*Dataset records*.
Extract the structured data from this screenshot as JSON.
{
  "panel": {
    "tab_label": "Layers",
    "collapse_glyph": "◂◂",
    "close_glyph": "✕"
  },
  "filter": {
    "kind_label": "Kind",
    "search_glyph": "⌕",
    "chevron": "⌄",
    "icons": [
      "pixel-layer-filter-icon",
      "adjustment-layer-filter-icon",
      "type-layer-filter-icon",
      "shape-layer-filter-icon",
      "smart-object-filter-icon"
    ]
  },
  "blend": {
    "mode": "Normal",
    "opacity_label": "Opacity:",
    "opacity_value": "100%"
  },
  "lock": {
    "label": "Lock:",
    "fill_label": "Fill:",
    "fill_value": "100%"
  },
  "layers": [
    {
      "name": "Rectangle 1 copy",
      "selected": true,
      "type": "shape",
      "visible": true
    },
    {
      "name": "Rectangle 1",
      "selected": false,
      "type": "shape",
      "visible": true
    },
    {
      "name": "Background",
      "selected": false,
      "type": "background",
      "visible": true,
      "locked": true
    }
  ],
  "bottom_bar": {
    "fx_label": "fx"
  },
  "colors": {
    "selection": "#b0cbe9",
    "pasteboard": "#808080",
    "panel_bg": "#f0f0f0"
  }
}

*Problem details*.
Extract all of the data shown above without alteration.

*Complete answer*.
Extract the structured data from this screenshot as JSON.
{
  "panel": {
    "tab_label": "Layers",
    "collapse_glyph": "◂◂",
    "close_glyph": "✕"
  },
  "filter": {
    "kind_label": "Kind",
    "search_glyph": "⌕",
    "chevron": "⌄",
    "icons": [
      "pixel-layer-filter-icon",
      "adjustment-layer-filter-icon",
      "type-layer-filter-icon",
      "shape-layer-filter-icon",
      "smart-object-filter-icon"
    ]
  },
  "blend": {
    "mode": "Normal",
    "opacity_label": "Opacity:",
    "opacity_value": "100%"
  },
  "lock": {
    "label": "Lock:",
    "fill_label": "Fill:",
    "fill_value": "100%"
  },
  "layers": [
    {
      "name": "Rectangle 1 copy",
      "selected": true,
      "type": "shape",
      "visible": true
    },
    {
      "name": "Rectangle 1",
      "selected": false,
      "type": "shape",
      "visible": true
    },
    {
      "name": "Background",
      "selected": false,
      "type": "background",
      "visible": true,
      "locked": true
    }
  ],
  "bottom_bar": {
    "fx_label": "fx"
  },
  "colors": {
    "selection": "#b0cbe9",
    "pasteboard": "#808080",
    "panel_bg": "#f0f0f0"
  }
}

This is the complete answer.